[Data records]
§ §
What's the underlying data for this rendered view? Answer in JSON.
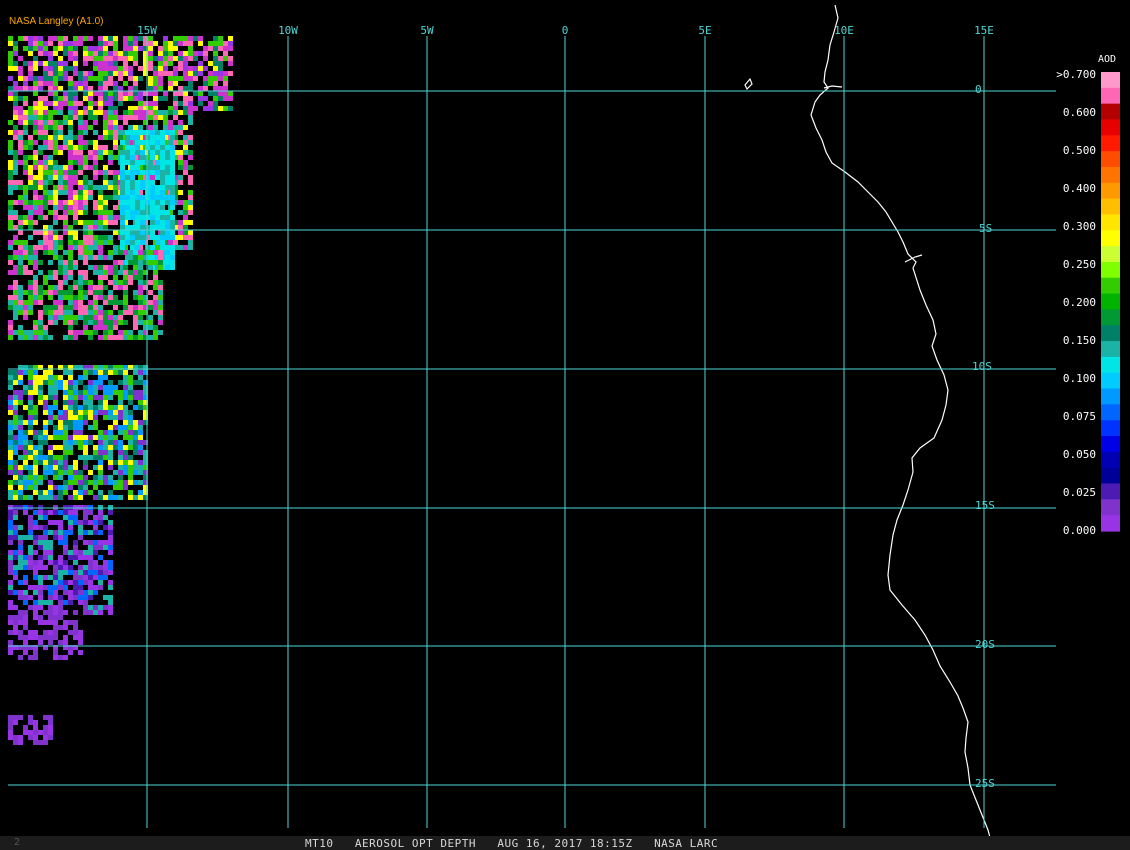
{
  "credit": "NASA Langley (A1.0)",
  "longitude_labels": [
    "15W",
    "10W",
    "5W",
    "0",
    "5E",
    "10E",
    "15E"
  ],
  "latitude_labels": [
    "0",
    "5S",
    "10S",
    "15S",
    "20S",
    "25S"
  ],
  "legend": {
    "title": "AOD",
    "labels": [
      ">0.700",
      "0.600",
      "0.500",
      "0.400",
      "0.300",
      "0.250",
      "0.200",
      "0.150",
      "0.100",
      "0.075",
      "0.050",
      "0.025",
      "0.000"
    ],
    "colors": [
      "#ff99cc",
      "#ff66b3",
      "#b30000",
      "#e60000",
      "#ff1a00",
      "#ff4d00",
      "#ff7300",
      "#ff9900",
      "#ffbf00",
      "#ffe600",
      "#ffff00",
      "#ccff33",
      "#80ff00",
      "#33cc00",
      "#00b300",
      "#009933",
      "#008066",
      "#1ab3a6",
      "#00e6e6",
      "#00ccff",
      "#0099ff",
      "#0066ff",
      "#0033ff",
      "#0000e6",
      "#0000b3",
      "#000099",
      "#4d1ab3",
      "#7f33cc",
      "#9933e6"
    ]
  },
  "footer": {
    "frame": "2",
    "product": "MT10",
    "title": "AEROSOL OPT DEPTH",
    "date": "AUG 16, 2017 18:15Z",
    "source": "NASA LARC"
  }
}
§ §
- **AIM**
Output the entries above exactly. Drop the pictures.

- **COMPLETED TASK**
What's the underlying data for this rendered view? Answer in JSON.
{
  "credit": "NASA Langley (A1.0)",
  "longitude_labels": [
    "15W",
    "10W",
    "5W",
    "0",
    "5E",
    "10E",
    "15E"
  ],
  "latitude_labels": [
    "0",
    "5S",
    "10S",
    "15S",
    "20S",
    "25S"
  ],
  "legend": {
    "title": "AOD",
    "labels": [
      ">0.700",
      "0.600",
      "0.500",
      "0.400",
      "0.300",
      "0.250",
      "0.200",
      "0.150",
      "0.100",
      "0.075",
      "0.050",
      "0.025",
      "0.000"
    ],
    "colors": [
      "#ff99cc",
      "#ff66b3",
      "#b30000",
      "#e60000",
      "#ff1a00",
      "#ff4d00",
      "#ff7300",
      "#ff9900",
      "#ffbf00",
      "#ffe600",
      "#ffff00",
      "#ccff33",
      "#80ff00",
      "#33cc00",
      "#00b300",
      "#009933",
      "#008066",
      "#1ab3a6",
      "#00e6e6",
      "#00ccff",
      "#0099ff",
      "#0066ff",
      "#0033ff",
      "#0000e6",
      "#0000b3",
      "#000099",
      "#4d1ab3",
      "#7f33cc",
      "#9933e6"
    ]
  },
  "footer": {
    "frame": "2",
    "product": "MT10",
    "title": "AEROSOL OPT DEPTH",
    "date": "AUG 16, 2017 18:15Z",
    "source": "NASA LARC"
  }
}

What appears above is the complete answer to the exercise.